*Task goal*
Write every record out again exactly as given.

*Records shown*
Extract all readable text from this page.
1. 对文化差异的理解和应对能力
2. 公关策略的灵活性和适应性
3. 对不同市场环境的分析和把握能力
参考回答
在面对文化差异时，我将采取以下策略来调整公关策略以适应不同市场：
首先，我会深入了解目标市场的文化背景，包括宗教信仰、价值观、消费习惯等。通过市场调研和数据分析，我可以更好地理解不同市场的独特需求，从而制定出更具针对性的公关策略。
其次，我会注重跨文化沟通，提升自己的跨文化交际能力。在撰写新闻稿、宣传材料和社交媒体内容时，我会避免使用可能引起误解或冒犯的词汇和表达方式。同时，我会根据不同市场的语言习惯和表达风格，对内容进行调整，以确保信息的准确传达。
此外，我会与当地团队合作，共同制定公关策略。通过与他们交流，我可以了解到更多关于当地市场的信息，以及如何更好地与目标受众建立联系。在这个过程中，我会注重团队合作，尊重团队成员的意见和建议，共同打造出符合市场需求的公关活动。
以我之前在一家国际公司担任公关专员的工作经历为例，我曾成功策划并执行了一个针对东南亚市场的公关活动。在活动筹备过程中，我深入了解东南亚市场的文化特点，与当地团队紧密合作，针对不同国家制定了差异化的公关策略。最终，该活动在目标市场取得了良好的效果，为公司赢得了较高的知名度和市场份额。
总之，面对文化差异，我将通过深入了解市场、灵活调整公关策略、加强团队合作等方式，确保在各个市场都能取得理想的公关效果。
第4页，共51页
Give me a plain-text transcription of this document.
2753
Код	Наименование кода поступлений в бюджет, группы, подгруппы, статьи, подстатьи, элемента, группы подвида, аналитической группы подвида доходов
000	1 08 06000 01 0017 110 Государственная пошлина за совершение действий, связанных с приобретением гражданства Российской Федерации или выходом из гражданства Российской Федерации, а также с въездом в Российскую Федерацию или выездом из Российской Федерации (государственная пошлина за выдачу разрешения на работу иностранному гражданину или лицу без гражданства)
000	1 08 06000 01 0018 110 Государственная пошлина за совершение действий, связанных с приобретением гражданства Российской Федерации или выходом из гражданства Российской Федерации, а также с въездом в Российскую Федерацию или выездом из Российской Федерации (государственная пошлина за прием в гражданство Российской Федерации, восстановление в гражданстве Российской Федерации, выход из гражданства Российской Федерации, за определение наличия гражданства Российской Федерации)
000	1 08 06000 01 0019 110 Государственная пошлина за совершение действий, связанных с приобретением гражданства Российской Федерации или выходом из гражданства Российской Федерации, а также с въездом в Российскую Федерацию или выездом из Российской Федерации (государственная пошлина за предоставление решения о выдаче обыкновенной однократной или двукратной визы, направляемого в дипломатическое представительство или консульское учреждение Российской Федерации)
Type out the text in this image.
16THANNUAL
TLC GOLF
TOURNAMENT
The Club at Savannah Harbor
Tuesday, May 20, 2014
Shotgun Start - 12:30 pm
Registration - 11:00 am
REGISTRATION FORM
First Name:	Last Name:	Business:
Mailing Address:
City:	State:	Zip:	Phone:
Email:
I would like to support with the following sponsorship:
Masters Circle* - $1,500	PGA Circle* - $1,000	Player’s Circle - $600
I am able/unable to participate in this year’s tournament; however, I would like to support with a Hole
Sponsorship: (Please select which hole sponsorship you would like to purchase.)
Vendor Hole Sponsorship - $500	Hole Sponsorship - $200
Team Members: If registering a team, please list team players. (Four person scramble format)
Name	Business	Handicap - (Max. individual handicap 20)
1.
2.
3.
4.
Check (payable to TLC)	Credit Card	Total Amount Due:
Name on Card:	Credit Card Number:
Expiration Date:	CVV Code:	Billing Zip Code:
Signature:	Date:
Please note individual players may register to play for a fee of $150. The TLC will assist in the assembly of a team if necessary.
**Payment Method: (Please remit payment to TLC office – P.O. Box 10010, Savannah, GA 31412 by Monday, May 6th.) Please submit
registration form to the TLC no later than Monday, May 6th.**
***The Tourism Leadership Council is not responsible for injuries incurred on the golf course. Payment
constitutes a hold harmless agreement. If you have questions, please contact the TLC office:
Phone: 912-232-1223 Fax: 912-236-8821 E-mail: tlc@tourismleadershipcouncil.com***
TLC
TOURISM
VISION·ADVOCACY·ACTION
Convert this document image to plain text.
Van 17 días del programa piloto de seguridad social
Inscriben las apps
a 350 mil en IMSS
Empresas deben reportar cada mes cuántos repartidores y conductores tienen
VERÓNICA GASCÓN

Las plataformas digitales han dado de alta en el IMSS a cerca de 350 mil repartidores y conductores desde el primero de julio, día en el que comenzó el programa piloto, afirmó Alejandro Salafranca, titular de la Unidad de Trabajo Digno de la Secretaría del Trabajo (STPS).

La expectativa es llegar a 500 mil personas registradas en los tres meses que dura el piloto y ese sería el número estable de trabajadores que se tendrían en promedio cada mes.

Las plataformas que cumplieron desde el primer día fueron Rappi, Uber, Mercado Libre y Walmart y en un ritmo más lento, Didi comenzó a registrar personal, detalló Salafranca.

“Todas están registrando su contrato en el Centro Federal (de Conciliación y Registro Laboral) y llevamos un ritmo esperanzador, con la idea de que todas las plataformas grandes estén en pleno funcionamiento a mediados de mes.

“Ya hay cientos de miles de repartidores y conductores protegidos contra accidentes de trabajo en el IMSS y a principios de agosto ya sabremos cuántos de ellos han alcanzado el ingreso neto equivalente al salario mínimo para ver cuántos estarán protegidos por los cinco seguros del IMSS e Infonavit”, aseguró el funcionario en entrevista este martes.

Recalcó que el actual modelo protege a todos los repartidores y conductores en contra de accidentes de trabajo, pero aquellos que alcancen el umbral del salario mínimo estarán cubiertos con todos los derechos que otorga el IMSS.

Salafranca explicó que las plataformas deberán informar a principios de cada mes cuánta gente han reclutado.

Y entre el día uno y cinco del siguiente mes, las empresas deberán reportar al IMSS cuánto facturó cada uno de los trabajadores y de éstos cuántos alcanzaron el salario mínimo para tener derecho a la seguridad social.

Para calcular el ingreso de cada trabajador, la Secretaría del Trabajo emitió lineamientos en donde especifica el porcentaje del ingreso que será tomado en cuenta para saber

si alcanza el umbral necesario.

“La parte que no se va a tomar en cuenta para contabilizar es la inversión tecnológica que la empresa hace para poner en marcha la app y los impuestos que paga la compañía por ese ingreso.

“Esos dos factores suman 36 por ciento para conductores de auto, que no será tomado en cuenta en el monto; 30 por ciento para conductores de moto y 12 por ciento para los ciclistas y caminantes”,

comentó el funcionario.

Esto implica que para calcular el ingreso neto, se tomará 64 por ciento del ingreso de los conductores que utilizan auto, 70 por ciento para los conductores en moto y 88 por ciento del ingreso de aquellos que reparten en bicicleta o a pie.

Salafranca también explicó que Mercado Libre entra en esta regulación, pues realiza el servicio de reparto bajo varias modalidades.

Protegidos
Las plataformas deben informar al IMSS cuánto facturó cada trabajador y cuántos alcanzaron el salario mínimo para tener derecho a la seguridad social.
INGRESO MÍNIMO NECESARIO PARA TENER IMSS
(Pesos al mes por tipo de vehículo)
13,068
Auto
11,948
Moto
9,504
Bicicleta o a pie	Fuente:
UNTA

*Task result*
Extract all readable text from this page.
1. 对文化差异的理解和应对能力
2. 公关策略的灵活性和适应性
3. 对不同市场环境的分析和把握能力
参考回答
在面对文化差异时，我将采取以下策略来调整公关策略以适应不同市场：
首先，我会深入了解目标市场的文化背景，包括宗教信仰、价值观、消费习惯等。通过市场调研和数据分析，我可以更好地理解不同市场的独特需求，从而制定出更具针对性的公关策略。
其次，我会注重跨文化沟通，提升自己的跨文化交际能力。在撰写新闻稿、宣传材料和社交媒体内容时，我会避免使用可能引起误解或冒犯的词汇和表达方式。同时，我会根据不同市场的语言习惯和表达风格，对内容进行调整，以确保信息的准确传达。
此外，我会与当地团队合作，共同制定公关策略。通过与他们交流，我可以了解到更多关于当地市场的信息，以及如何更好地与目标受众建立联系。在这个过程中，我会注重团队合作，尊重团队成员的意见和建议，共同打造出符合市场需求的公关活动。
以我之前在一家国际公司担任公关专员的工作经历为例，我曾成功策划并执行了一个针对东南亚市场的公关活动。在活动筹备过程中，我深入了解东南亚市场的文化特点，与当地团队紧密合作，针对不同国家制定了差异化的公关策略。最终，该活动在目标市场取得了良好的效果，为公司赢得了较高的知名度和市场份额。
总之，面对文化差异，我将通过深入了解市场、灵活调整公关策略、加强团队合作等方式，确保在各个市场都能取得理想的公关效果。
第4页，共51页
Give me a plain-text transcription of this document.
2753
Код	Наименование кода поступлений в бюджет, группы, подгруппы, статьи, подстатьи, элемента, группы подвида, аналитической группы подвида доходов
000	1 08 06000 01 0017 110 Государственная пошлина за совершение действий, связанных с приобретением гражданства Российской Федерации или выходом из гражданства Российской Федерации, а также с въездом в Российскую Федерацию или выездом из Российской Федерации (государственная пошлина за выдачу разрешения на работу иностранному гражданину или лицу без гражданства)
000	1 08 06000 01 0018 110 Государственная пошлина за совершение действий, связанных с приобретением гражданства Российской Федерации или выходом из гражданства Российской Федерации, а также с въездом в Российскую Федерацию или выездом из Российской Федерации (государственная пошлина за прием в гражданство Российской Федерации, восстановление в гражданстве Российской Федерации, выход из гражданства Российской Федерации, за определение наличия гражданства Российской Федерации)
000	1 08 06000 01 0019 110 Государственная пошлина за совершение действий, связанных с приобретением гражданства Российской Федерации или выходом из гражданства Российской Федерации, а также с въездом в Российскую Федерацию или выездом из Российской Федерации (государственная пошлина за предоставление решения о выдаче обыкновенной однократной или двукратной визы, направляемого в дипломатическое представительство или консульское учреждение Российской Федерации)
Type out the text in this image.
16THANNUAL
TLC GOLF
TOURNAMENT
The Club at Savannah Harbor
Tuesday, May 20, 2014
Shotgun Start - 12:30 pm
Registration - 11:00 am
REGISTRATION FORM
First Name:	Last Name:	Business:
Mailing Address:
City:	State:	Zip:	Phone:
Email:
I would like to support with the following sponsorship:
Masters Circle* - $1,500	PGA Circle* - $1,000	Player’s Circle - $600
I am able/unable to participate in this year’s tournament; however, I would like to support with a Hole
Sponsorship: (Please select which hole sponsorship you would like to purchase.)
Vendor Hole Sponsorship - $500	Hole Sponsorship - $200
Team Members: If registering a team, please list team players. (Four person scramble format)
Name	Business	Handicap - (Max. individual handicap 20)
1.
2.
3.
4.
Check (payable to TLC)	Credit Card	Total Amount Due:
Name on Card:	Credit Card Number:
Expiration Date:	CVV Code:	Billing Zip Code:
Signature:	Date:
Please note individual players may register to play for a fee of $150. The TLC will assist in the assembly of a team if necessary.
**Payment Method: (Please remit payment to TLC office – P.O. Box 10010, Savannah, GA 31412 by Monday, May 6th.) Please submit
registration form to the TLC no later than Monday, May 6th.**
***The Tourism Leadership Council is not responsible for injuries incurred on the golf course. Payment
constitutes a hold harmless agreement. If you have questions, please contact the TLC office:
Phone: 912-232-1223 Fax: 912-236-8821 E-mail: tlc@tourismleadershipcouncil.com***
TLC
TOURISM
VISION·ADVOCACY·ACTION
Convert this document image to plain text.
Van 17 días del programa piloto de seguridad social
Inscriben las apps
a 350 mil en IMSS
Empresas deben reportar cada mes cuántos repartidores y conductores tienen
VERÓNICA GASCÓN

Las plataformas digitales han dado de alta en el IMSS a cerca de 350 mil repartidores y conductores desde el primero de julio, día en el que comenzó el programa piloto, afirmó Alejandro Salafranca, titular de la Unidad de Trabajo Digno de la Secretaría del Trabajo (STPS).

La expectativa es llegar a 500 mil personas registradas en los tres meses que dura el piloto y ese sería el número estable de trabajadores que se tendrían en promedio cada mes.

Las plataformas que cumplieron desde el primer día fueron Rappi, Uber, Mercado Libre y Walmart y en un ritmo más lento, Didi comenzó a registrar personal, detalló Salafranca.

“Todas están registrando su contrato en el Centro Federal (de Conciliación y Registro Laboral) y llevamos un ritmo esperanzador, con la idea de que todas las plataformas grandes estén en pleno funcionamiento a mediados de mes.

“Ya hay cientos de miles de repartidores y conductores protegidos contra accidentes de trabajo en el IMSS y a principios de agosto ya sabremos cuántos de ellos han alcanzado el ingreso neto equivalente al salario mínimo para ver cuántos estarán protegidos por los cinco seguros del IMSS e Infonavit”, aseguró el funcionario en entrevista este martes.

Recalcó que el actual modelo protege a todos los repartidores y conductores en contra de accidentes de trabajo, pero aquellos que alcancen el umbral del salario mínimo estarán cubiertos con todos los derechos que otorga el IMSS.

Salafranca explicó que las plataformas deberán informar a principios de cada mes cuánta gente han reclutado.

Y entre el día uno y cinco del siguiente mes, las empresas deberán reportar al IMSS cuánto facturó cada uno de los trabajadores y de éstos cuántos alcanzaron el salario mínimo para tener derecho a la seguridad social.

Para calcular el ingreso de cada trabajador, la Secretaría del Trabajo emitió lineamientos en donde especifica el porcentaje del ingreso que será tomado en cuenta para saber

si alcanza el umbral necesario.

“La parte que no se va a tomar en cuenta para contabilizar es la inversión tecnológica que la empresa hace para poner en marcha la app y los impuestos que paga la compañía por ese ingreso.

“Esos dos factores suman 36 por ciento para conductores de auto, que no será tomado en cuenta en el monto; 30 por ciento para conductores de moto y 12 por ciento para los ciclistas y caminantes”,

comentó el funcionario.

Esto implica que para calcular el ingreso neto, se tomará 64 por ciento del ingreso de los conductores que utilizan auto, 70 por ciento para los conductores en moto y 88 por ciento del ingreso de aquellos que reparten en bicicleta o a pie.

Salafranca también explicó que Mercado Libre entra en esta regulación, pues realiza el servicio de reparto bajo varias modalidades.

Protegidos
Las plataformas deben informar al IMSS cuánto facturó cada trabajador y cuántos alcanzaron el salario mínimo para tener derecho a la seguridad social.
INGRESO MÍNIMO NECESARIO PARA TENER IMSS
(Pesos al mes por tipo de vehículo)
13,068
Auto
11,948
Moto
9,504
Bicicleta o a pie	Fuente:
UNTA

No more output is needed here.